> _Exercise aim_
Find each line that has the string "weighted" and give the total, with nothing else.

> _Data shown_

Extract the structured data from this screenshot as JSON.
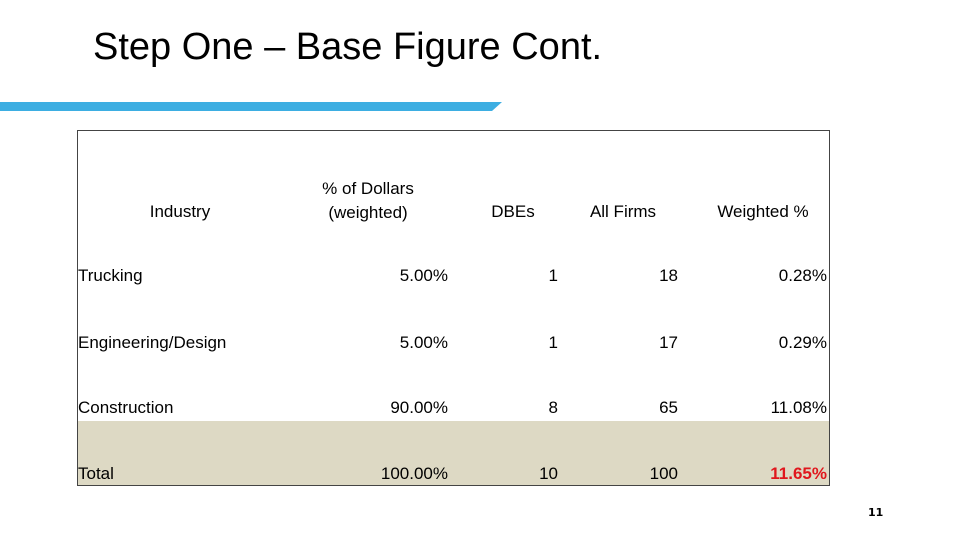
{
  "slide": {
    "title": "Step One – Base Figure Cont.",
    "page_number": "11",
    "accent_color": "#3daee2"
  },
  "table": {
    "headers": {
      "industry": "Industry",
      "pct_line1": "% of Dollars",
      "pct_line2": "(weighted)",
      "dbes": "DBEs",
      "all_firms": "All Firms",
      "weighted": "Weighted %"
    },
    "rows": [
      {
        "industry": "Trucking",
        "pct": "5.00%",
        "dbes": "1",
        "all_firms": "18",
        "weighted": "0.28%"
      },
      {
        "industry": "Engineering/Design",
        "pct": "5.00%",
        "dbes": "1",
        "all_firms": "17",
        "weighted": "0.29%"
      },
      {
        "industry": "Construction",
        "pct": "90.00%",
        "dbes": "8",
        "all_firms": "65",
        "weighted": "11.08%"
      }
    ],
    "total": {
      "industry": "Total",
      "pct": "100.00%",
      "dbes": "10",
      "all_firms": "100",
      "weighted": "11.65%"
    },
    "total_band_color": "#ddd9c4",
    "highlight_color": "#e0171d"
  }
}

> _The result_
6